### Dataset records
[start]
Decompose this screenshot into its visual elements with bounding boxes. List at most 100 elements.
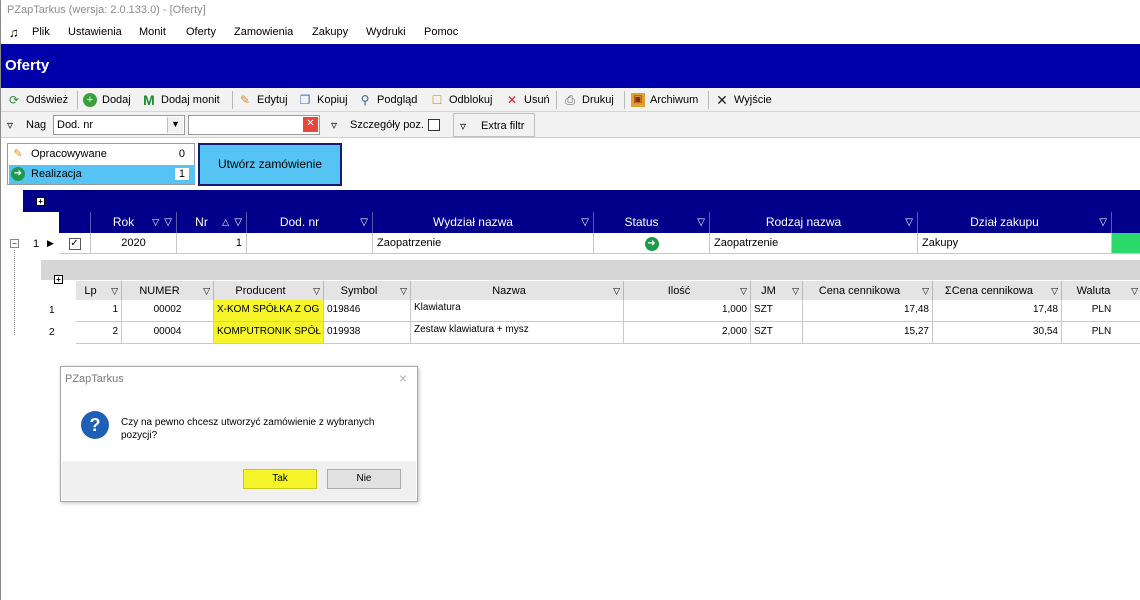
cell-ilosc: 1,000 — [624, 300, 751, 322]
menu-monit[interactable]: Monit — [139, 26, 166, 38]
cell-numer: 00004 — [122, 322, 214, 344]
archive-button[interactable]: ▣ Archiwum — [631, 92, 698, 108]
funnel-icon: ▿ — [460, 119, 467, 133]
cell-status-color — [1112, 233, 1140, 254]
cell-dod-nr — [247, 233, 373, 254]
col-header-symbol[interactable]: Symbol ▽ — [324, 281, 411, 301]
add-button[interactable]: + Dodaj — [83, 92, 131, 108]
col-header-dod-nr[interactable]: Dod. nr ▽ — [247, 212, 373, 233]
funnel-icon[interactable]: ▽ — [581, 212, 589, 233]
expand-detail-icon[interactable]: + — [54, 275, 63, 284]
edit-button[interactable]: ✎ Edytuj — [238, 92, 288, 108]
delete-button[interactable]: ✕ Usuń — [505, 92, 550, 108]
funnel-icon[interactable]: ▽ — [313, 281, 320, 301]
funnel-icon[interactable]: ▽ — [740, 281, 747, 301]
pencil-icon: ✎ — [239, 93, 251, 107]
app-window: PZapTarkus (wersja: 2.0.133.0) - [Oferty… — [0, 0, 1140, 600]
add-reminder-button[interactable]: M Dodaj monit — [142, 92, 220, 108]
menu-bar: ♫ Plik Ustawienia Monit Oferty Zamowieni… — [1, 22, 1140, 44]
create-order-button[interactable]: Utwórz zamówienie — [198, 143, 342, 186]
chevron-down-icon[interactable]: ▼ — [167, 117, 183, 133]
no-button[interactable]: Nie — [327, 469, 401, 489]
funnel-icon[interactable]: ▽ — [697, 212, 705, 233]
funnel-icon[interactable]: ▽ — [792, 281, 799, 301]
col-header-status[interactable]: Status ▽ — [594, 212, 710, 233]
app-logo-icon[interactable]: ♫ — [9, 25, 23, 40]
menu-wydruki[interactable]: Wydruki — [366, 26, 406, 38]
status-item-realizacja[interactable]: ➜ Realizacja 1 — [9, 165, 195, 184]
cell-producent: KOMPUTRONIK SPÓŁ — [214, 322, 324, 344]
col-header-numer[interactable]: NUMER ▽ — [122, 281, 214, 301]
main-grid-row[interactable]: ✓ 2020 1 Zaopatrzenie ➜ Zaopatrzenie Zak… — [59, 233, 1140, 254]
cell-waluta: PLN — [1062, 300, 1140, 322]
title-bar: PZapTarkus (wersja: 2.0.133.0) - [Oferty… — [1, 0, 1140, 22]
funnel-icon[interactable]: ▽ — [613, 281, 620, 301]
status-item-opracowywane[interactable]: ✎ Opracowywane 0 — [9, 145, 195, 164]
menu-zamowienia[interactable]: Zamowienia — [234, 26, 293, 38]
clear-filter-icon[interactable]: ✕ — [303, 117, 318, 132]
col-header-waluta[interactable]: Waluta ▽ — [1062, 281, 1140, 301]
col-header-lp[interactable]: Lp ▽ — [76, 281, 122, 301]
close-icon[interactable]: × — [399, 370, 407, 386]
filter-field-combo[interactable]: Dod. nr ▼ — [53, 115, 185, 135]
preview-button[interactable]: ⚲ Podgląd — [358, 92, 418, 108]
cell-jm: SZT — [751, 300, 803, 322]
row-select-cell[interactable]: ✓ — [59, 233, 91, 254]
menu-zakupy[interactable]: Zakupy — [312, 26, 348, 38]
dialog-title: PZapTarkus — [65, 373, 124, 385]
funnel-icon[interactable]: ▽ — [164, 212, 172, 233]
funnel-icon[interactable]: ▽ — [203, 281, 210, 301]
copy-button[interactable]: ❐ Kopiuj — [298, 92, 348, 108]
menu-ustawienia[interactable]: Ustawienia — [68, 26, 122, 38]
funnel-icon[interactable]: ▽ — [905, 212, 913, 233]
detail-row[interactable]: 1 1 00002 X-KOM SPÓŁKA Z OG 019846 Klawi… — [41, 300, 1140, 322]
tree-line — [14, 250, 15, 335]
cell-lp: 2 — [76, 322, 122, 344]
funnel-icon[interactable]: ▽ — [1051, 281, 1058, 301]
col-header-suma[interactable]: ΣCena cennikowa ▽ — [933, 281, 1062, 301]
col-header-ilosc[interactable]: Ilość ▽ — [624, 281, 751, 301]
detail-grid-header: Lp ▽ NUMER ▽ Producent ▽ Symbol ▽ Nazwa ▽ Ilo… — [76, 281, 1140, 301]
exit-button[interactable]: ✕ Wyjście — [715, 92, 772, 108]
col-header-nr[interactable]: Nr △ ▽ — [177, 212, 247, 233]
col-header-cena[interactable]: Cena cennikowa ▽ — [803, 281, 933, 301]
col-header-dzial[interactable]: Dział zakupu ▽ — [918, 212, 1112, 233]
arrow-right-circle-icon: ➜ — [644, 237, 659, 251]
detail-row[interactable]: 2 2 00004 KOMPUTRONIK SPÓŁ 019938 Zestaw… — [41, 322, 1140, 344]
confirm-dialog: PZapTarkus × ? Czy na pewno chcesz utwor… — [60, 366, 418, 502]
print-button[interactable]: ⎙ Drukuj — [563, 92, 614, 108]
col-header-wydzial[interactable]: Wydział nazwa ▽ — [373, 212, 594, 233]
col-header-producent[interactable]: Producent ▽ — [214, 281, 324, 301]
funnel-icon[interactable]: ▽ — [400, 281, 407, 301]
funnel-icon[interactable]: ▽ — [234, 212, 242, 233]
col-header-jm[interactable]: JM ▽ — [751, 281, 803, 301]
toolbar-separator — [624, 91, 625, 109]
col-header-nazwa[interactable]: Nazwa ▽ — [411, 281, 624, 301]
filter-field-value: Dod. nr — [57, 119, 94, 131]
sort-desc-icon: ▽ — [152, 217, 159, 227]
collapse-row-icon[interactable]: − — [10, 239, 19, 248]
checkbox-checked-icon[interactable]: ✓ — [68, 238, 81, 250]
cell-nazwa: Zestaw klawiatura + mysz — [411, 322, 624, 344]
expand-all-icon[interactable]: + — [36, 197, 45, 206]
col-header-rodzaj[interactable]: Rodzaj nazwa ▽ — [710, 212, 918, 233]
detail-row-index: 2 — [49, 327, 55, 338]
filter-text-input[interactable] — [188, 115, 320, 135]
toolbar: ⟳ Odśwież + Dodaj M Dodaj monit ✎ Edytuj ❐ Ko… — [1, 88, 1140, 112]
printer-icon: ⎙ — [565, 93, 575, 107]
funnel-icon[interactable]: ▽ — [1131, 281, 1138, 301]
menu-oferty[interactable]: Oferty — [186, 26, 216, 38]
menu-plik[interactable]: Plik — [32, 26, 50, 38]
funnel-icon[interactable]: ▽ — [360, 212, 368, 233]
col-header-rok[interactable]: Rok ▽ ▽ — [91, 212, 177, 233]
funnel-icon[interactable]: ▽ — [922, 281, 929, 301]
extra-filter-button[interactable]: ▿ Extra filtr — [453, 113, 535, 137]
funnel-icon[interactable]: ▽ — [111, 281, 118, 301]
yes-button[interactable]: Tak — [243, 469, 317, 489]
details-checkbox[interactable] — [428, 119, 440, 131]
unlock-button[interactable]: ☐ Odblokuj — [430, 92, 493, 108]
arrow-right-circle-icon: ➜ — [11, 167, 25, 181]
refresh-button[interactable]: ⟳ Odśwież — [7, 92, 68, 108]
menu-pomoc[interactable]: Pomoc — [424, 26, 458, 38]
funnel-icon[interactable]: ▽ — [1099, 212, 1107, 233]
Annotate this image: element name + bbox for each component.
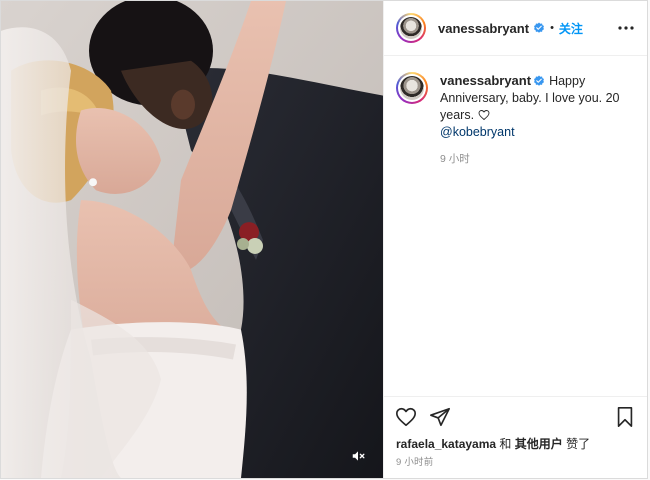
likes-suffix: 赞了: [566, 437, 591, 451]
post-timestamp[interactable]: 9 小时前: [384, 452, 647, 468]
likes-and: 和: [499, 437, 512, 451]
likes-user-link[interactable]: rafaela_katayama: [396, 437, 496, 451]
post-sidebar: vanessabryant • 关注 vanessabryant Happy A…: [383, 1, 647, 478]
header-separator: •: [550, 22, 554, 34]
caption-time: 9 小时: [440, 153, 470, 165]
save-button[interactable]: [613, 405, 637, 429]
mute-button[interactable]: [347, 445, 369, 467]
heart-outline-icon: [478, 110, 489, 121]
more-icon: [618, 26, 634, 30]
like-button[interactable]: [394, 405, 418, 429]
paper-plane-icon: [430, 407, 450, 426]
caption-avatar[interactable]: [396, 72, 428, 104]
verified-badge-icon: [534, 22, 545, 33]
post-header: vanessabryant • 关注: [384, 1, 647, 56]
post-video[interactable]: [1, 1, 383, 478]
comments-area: vanessabryant Happy Anniversary, baby. I…: [384, 56, 647, 396]
more-options-button[interactable]: [615, 17, 637, 39]
wedding-kiss-photo: [1, 1, 383, 478]
heart-icon: [396, 407, 416, 426]
volume-muted-icon: [352, 451, 365, 461]
verified-badge-icon: [534, 75, 545, 86]
bookmark-icon: [617, 406, 633, 427]
caption-body: vanessabryant Happy Anniversary, baby. I…: [440, 72, 635, 168]
action-bar: [384, 396, 647, 436]
caption-username[interactable]: vanessabryant: [440, 73, 531, 88]
likes-others-link[interactable]: 其他用户: [515, 437, 563, 451]
post-modal: vanessabryant • 关注 vanessabryant Happy A…: [0, 0, 648, 479]
share-button[interactable]: [428, 405, 452, 429]
likes-summary: rafaela_katayama 和 其他用户 赞了: [384, 436, 647, 452]
caption-mention-link[interactable]: @kobebryant: [440, 125, 515, 139]
caption: vanessabryant Happy Anniversary, baby. I…: [396, 72, 635, 168]
follow-button[interactable]: 关注: [559, 20, 583, 37]
author-avatar[interactable]: [396, 13, 426, 43]
author-username[interactable]: vanessabryant: [438, 21, 529, 36]
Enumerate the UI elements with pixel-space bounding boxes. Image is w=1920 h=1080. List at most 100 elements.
[end]
Copy the lines of the material verbatim, beginning with the line that contains "likes-suffix: 赞了: [566, 437, 591, 451]" and continuing through the line that contains "125, 515, 139]".

likes-suffix: 赞了: [566, 437, 591, 451]
post-timestamp[interactable]: 9 小时前: [384, 452, 647, 468]
likes-and: 和: [499, 437, 512, 451]
likes-user-link[interactable]: rafaela_katayama: [396, 437, 496, 451]
post-sidebar: vanessabryant • 关注 vanessabryant Happy A…: [383, 1, 647, 478]
header-separator: •: [550, 22, 554, 34]
caption-time: 9 小时: [440, 153, 470, 165]
save-button[interactable]: [613, 405, 637, 429]
mute-button[interactable]: [347, 445, 369, 467]
heart-outline-icon: [478, 110, 489, 121]
more-icon: [618, 26, 634, 30]
like-button[interactable]: [394, 405, 418, 429]
paper-plane-icon: [430, 407, 450, 426]
caption-avatar[interactable]: [396, 72, 428, 104]
verified-badge-icon: [534, 22, 545, 33]
post-header: vanessabryant • 关注: [384, 1, 647, 56]
post-video[interactable]: [1, 1, 383, 478]
comments-area: vanessabryant Happy Anniversary, baby. I…: [384, 56, 647, 396]
more-options-button[interactable]: [615, 17, 637, 39]
wedding-kiss-photo: [1, 1, 383, 478]
heart-icon: [396, 407, 416, 426]
volume-muted-icon: [352, 451, 365, 461]
verified-badge-icon: [534, 75, 545, 86]
bookmark-icon: [617, 406, 633, 427]
caption-body: vanessabryant Happy Anniversary, baby. I…: [440, 72, 635, 168]
action-bar: [384, 396, 647, 436]
caption-username[interactable]: vanessabryant: [440, 73, 531, 88]
likes-others-link[interactable]: 其他用户: [515, 437, 563, 451]
post-modal: vanessabryant • 关注 vanessabryant Happy A…: [0, 0, 648, 479]
share-button[interactable]: [428, 405, 452, 429]
likes-summary: rafaela_katayama 和 其他用户 赞了: [384, 436, 647, 452]
caption-mention-link[interactable]: @kobebryant: [440, 125, 515, 139]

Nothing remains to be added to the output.